Work to complete. Say how many lines hold the string "Animasi", and nothing more.

________________________

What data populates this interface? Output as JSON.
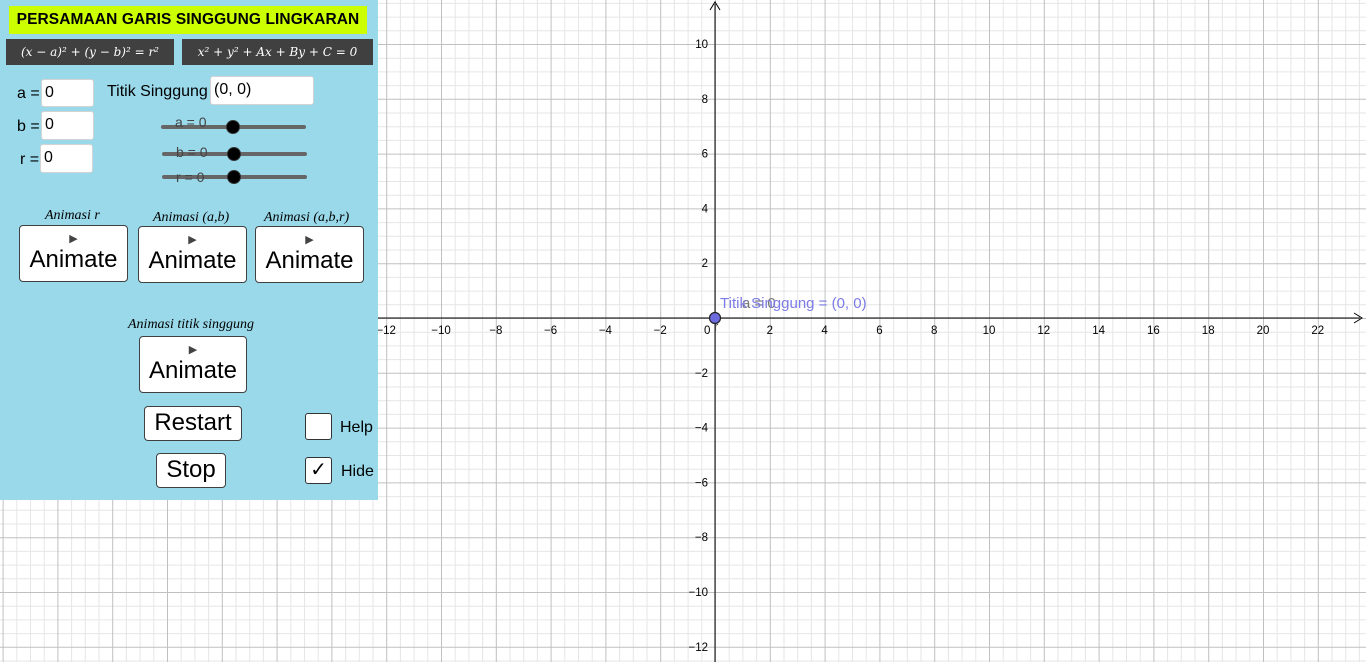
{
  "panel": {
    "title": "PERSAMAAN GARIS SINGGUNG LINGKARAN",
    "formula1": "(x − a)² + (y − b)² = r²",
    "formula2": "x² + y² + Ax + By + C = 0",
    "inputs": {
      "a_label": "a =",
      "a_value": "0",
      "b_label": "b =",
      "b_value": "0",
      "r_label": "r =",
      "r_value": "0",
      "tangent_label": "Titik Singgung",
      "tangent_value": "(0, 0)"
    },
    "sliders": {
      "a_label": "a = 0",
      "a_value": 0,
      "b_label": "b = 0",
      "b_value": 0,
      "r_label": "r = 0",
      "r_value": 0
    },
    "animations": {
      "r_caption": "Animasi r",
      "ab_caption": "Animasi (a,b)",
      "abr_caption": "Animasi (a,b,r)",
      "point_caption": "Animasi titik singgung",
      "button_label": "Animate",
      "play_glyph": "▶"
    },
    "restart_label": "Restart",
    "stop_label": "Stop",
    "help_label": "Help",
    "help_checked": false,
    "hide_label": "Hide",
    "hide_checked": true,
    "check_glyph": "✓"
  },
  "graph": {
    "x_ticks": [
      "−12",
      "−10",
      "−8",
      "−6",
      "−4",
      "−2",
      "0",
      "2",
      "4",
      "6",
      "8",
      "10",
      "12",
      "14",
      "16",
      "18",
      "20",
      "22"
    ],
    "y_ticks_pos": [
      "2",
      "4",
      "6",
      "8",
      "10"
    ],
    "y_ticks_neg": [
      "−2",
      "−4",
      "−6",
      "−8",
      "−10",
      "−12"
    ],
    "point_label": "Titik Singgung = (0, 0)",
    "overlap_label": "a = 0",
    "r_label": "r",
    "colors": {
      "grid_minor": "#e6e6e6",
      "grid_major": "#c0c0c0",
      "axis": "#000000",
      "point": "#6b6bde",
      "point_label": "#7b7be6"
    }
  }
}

________________________

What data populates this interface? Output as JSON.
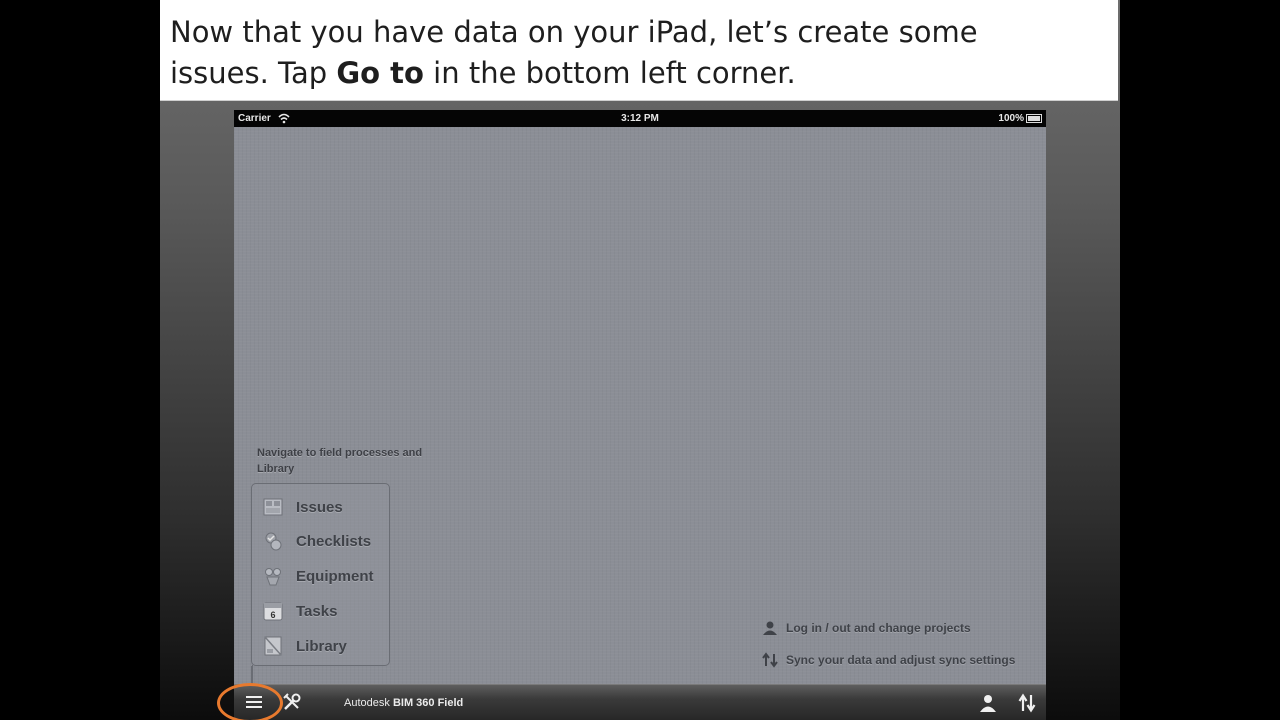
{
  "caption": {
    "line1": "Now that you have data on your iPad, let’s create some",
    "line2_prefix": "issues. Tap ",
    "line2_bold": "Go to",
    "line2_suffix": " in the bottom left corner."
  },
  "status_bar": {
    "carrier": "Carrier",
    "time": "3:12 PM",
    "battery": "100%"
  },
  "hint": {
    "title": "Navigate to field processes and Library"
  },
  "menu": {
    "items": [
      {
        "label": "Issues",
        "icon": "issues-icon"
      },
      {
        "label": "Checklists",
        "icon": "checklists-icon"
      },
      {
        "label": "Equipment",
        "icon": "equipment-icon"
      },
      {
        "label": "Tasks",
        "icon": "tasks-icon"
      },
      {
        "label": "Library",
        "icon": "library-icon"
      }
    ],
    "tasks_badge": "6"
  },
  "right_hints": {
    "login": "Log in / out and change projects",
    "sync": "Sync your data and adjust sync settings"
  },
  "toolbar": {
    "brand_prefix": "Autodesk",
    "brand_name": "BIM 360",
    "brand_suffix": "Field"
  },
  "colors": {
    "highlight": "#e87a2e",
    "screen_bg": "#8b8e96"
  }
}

________________________

Solution to this task. 4